* [Dataset items]:
--- BEGIN ---

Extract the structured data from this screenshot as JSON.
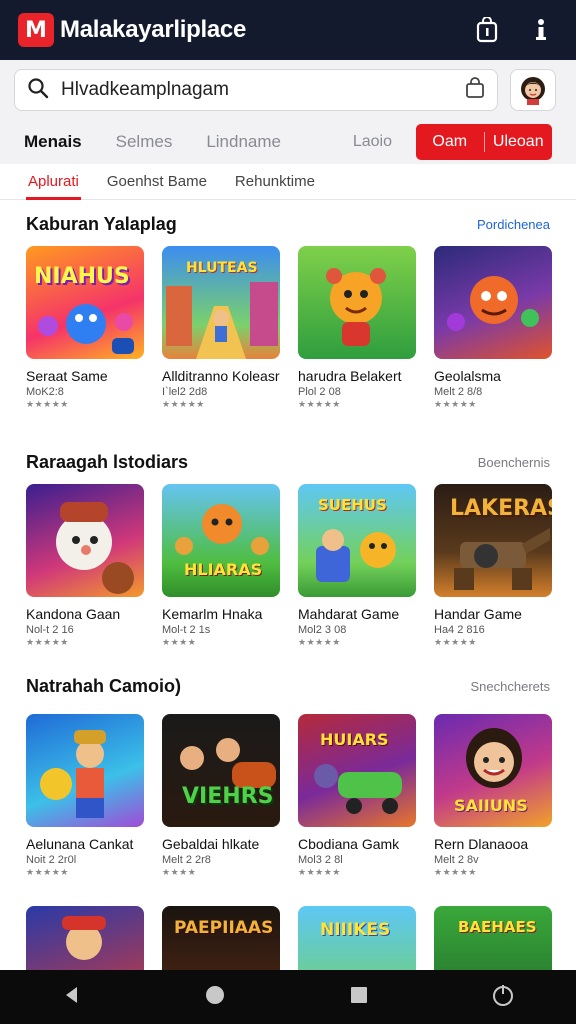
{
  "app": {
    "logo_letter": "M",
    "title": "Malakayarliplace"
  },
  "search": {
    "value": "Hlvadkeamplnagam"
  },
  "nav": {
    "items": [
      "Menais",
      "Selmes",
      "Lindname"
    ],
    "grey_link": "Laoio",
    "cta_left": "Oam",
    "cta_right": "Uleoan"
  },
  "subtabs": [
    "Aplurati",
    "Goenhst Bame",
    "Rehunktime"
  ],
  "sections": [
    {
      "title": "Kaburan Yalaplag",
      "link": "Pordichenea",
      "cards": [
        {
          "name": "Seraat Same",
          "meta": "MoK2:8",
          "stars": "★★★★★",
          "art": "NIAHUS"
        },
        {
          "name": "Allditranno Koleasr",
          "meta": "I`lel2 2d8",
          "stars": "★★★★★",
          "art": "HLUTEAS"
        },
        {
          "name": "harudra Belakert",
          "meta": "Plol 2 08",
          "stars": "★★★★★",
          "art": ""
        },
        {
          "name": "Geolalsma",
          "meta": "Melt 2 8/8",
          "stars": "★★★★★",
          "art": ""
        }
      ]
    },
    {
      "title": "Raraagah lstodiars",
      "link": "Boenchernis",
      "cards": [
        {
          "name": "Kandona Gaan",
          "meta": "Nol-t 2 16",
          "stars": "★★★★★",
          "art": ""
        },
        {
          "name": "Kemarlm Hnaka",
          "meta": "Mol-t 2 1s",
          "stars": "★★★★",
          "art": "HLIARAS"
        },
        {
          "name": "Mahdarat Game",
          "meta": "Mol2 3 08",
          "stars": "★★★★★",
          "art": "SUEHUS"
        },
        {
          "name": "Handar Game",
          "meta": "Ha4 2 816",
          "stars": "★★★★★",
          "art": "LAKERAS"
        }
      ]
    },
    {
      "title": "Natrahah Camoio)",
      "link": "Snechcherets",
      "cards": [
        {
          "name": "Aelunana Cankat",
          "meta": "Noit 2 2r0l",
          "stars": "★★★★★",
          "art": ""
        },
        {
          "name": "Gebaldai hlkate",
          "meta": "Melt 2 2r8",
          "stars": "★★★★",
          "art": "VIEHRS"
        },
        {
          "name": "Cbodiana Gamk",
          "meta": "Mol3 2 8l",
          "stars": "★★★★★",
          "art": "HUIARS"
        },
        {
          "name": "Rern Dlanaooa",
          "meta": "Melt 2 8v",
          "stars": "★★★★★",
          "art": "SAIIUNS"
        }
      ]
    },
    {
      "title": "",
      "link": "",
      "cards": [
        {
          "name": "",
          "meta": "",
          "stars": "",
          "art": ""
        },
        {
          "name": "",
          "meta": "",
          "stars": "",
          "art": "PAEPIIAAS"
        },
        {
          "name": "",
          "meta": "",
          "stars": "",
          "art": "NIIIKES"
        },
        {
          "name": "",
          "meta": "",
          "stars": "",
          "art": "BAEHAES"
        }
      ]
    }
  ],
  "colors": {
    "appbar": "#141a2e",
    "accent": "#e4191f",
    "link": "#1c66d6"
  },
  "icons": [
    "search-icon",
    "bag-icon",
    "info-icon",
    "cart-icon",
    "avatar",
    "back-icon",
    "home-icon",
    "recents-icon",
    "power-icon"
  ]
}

--- END ---

Leave out the pictures and print each record exactly as it stands.

* [Solution to this task]:
Extract the structured data from this screenshot as JSON.
{
  "app": {
    "logo_letter": "M",
    "title": "Malakayarliplace"
  },
  "search": {
    "value": "Hlvadkeamplnagam"
  },
  "nav": {
    "items": [
      "Menais",
      "Selmes",
      "Lindname"
    ],
    "grey_link": "Laoio",
    "cta_left": "Oam",
    "cta_right": "Uleoan"
  },
  "subtabs": [
    "Aplurati",
    "Goenhst Bame",
    "Rehunktime"
  ],
  "sections": [
    {
      "title": "Kaburan Yalaplag",
      "link": "Pordichenea",
      "cards": [
        {
          "name": "Seraat Same",
          "meta": "MoK2:8",
          "stars": "★★★★★",
          "art": "NIAHUS"
        },
        {
          "name": "Allditranno Koleasr",
          "meta": "I`lel2 2d8",
          "stars": "★★★★★",
          "art": "HLUTEAS"
        },
        {
          "name": "harudra Belakert",
          "meta": "Plol 2 08",
          "stars": "★★★★★",
          "art": ""
        },
        {
          "name": "Geolalsma",
          "meta": "Melt 2 8/8",
          "stars": "★★★★★",
          "art": ""
        }
      ]
    },
    {
      "title": "Raraagah lstodiars",
      "link": "Boenchernis",
      "cards": [
        {
          "name": "Kandona Gaan",
          "meta": "Nol-t 2 16",
          "stars": "★★★★★",
          "art": ""
        },
        {
          "name": "Kemarlm Hnaka",
          "meta": "Mol-t 2 1s",
          "stars": "★★★★",
          "art": "HLIARAS"
        },
        {
          "name": "Mahdarat Game",
          "meta": "Mol2 3 08",
          "stars": "★★★★★",
          "art": "SUEHUS"
        },
        {
          "name": "Handar Game",
          "meta": "Ha4 2 816",
          "stars": "★★★★★",
          "art": "LAKERAS"
        }
      ]
    },
    {
      "title": "Natrahah Camoio)",
      "link": "Snechcherets",
      "cards": [
        {
          "name": "Aelunana Cankat",
          "meta": "Noit 2 2r0l",
          "stars": "★★★★★",
          "art": ""
        },
        {
          "name": "Gebaldai hlkate",
          "meta": "Melt 2 2r8",
          "stars": "★★★★",
          "art": "VIEHRS"
        },
        {
          "name": "Cbodiana Gamk",
          "meta": "Mol3 2 8l",
          "stars": "★★★★★",
          "art": "HUIARS"
        },
        {
          "name": "Rern Dlanaooa",
          "meta": "Melt 2 8v",
          "stars": "★★★★★",
          "art": "SAIIUNS"
        }
      ]
    },
    {
      "title": "",
      "link": "",
      "cards": [
        {
          "name": "",
          "meta": "",
          "stars": "",
          "art": ""
        },
        {
          "name": "",
          "meta": "",
          "stars": "",
          "art": "PAEPIIAAS"
        },
        {
          "name": "",
          "meta": "",
          "stars": "",
          "art": "NIIIKES"
        },
        {
          "name": "",
          "meta": "",
          "stars": "",
          "art": "BAEHAES"
        }
      ]
    }
  ],
  "colors": {
    "appbar": "#141a2e",
    "accent": "#e4191f",
    "link": "#1c66d6"
  },
  "icons": [
    "search-icon",
    "bag-icon",
    "info-icon",
    "cart-icon",
    "avatar",
    "back-icon",
    "home-icon",
    "recents-icon",
    "power-icon"
  ]
}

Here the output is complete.